EXERCISE INPUTS –
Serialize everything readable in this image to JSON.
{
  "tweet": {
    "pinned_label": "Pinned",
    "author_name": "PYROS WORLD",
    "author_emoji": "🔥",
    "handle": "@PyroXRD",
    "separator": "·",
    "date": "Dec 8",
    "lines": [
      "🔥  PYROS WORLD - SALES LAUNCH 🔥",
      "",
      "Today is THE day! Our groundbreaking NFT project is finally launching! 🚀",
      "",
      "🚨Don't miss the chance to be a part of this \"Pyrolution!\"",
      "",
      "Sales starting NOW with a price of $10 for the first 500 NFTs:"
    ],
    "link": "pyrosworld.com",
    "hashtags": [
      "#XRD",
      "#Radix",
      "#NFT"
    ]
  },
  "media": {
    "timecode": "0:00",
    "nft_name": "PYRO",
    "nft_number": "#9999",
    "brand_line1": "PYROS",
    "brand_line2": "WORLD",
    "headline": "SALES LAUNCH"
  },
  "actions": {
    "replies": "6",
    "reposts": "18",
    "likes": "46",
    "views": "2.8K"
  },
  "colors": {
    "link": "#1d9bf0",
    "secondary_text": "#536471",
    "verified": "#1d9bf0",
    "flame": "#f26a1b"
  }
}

TASK DETAILS – Restate each entry exactly, skipping none.

SOLUTION FOR THIS TASK –
Serialize everything readable in this image to JSON.
{
  "tweet": {
    "pinned_label": "Pinned",
    "author_name": "PYROS WORLD",
    "author_emoji": "🔥",
    "handle": "@PyroXRD",
    "separator": "·",
    "date": "Dec 8",
    "lines": [
      "🔥  PYROS WORLD - SALES LAUNCH 🔥",
      "",
      "Today is THE day! Our groundbreaking NFT project is finally launching! 🚀",
      "",
      "🚨Don't miss the chance to be a part of this \"Pyrolution!\"",
      "",
      "Sales starting NOW with a price of $10 for the first 500 NFTs:"
    ],
    "link": "pyrosworld.com",
    "hashtags": [
      "#XRD",
      "#Radix",
      "#NFT"
    ]
  },
  "media": {
    "timecode": "0:00",
    "nft_name": "PYRO",
    "nft_number": "#9999",
    "brand_line1": "PYROS",
    "brand_line2": "WORLD",
    "headline": "SALES LAUNCH"
  },
  "actions": {
    "replies": "6",
    "reposts": "18",
    "likes": "46",
    "views": "2.8K"
  },
  "colors": {
    "link": "#1d9bf0",
    "secondary_text": "#536471",
    "verified": "#1d9bf0",
    "flame": "#f26a1b"
  }
}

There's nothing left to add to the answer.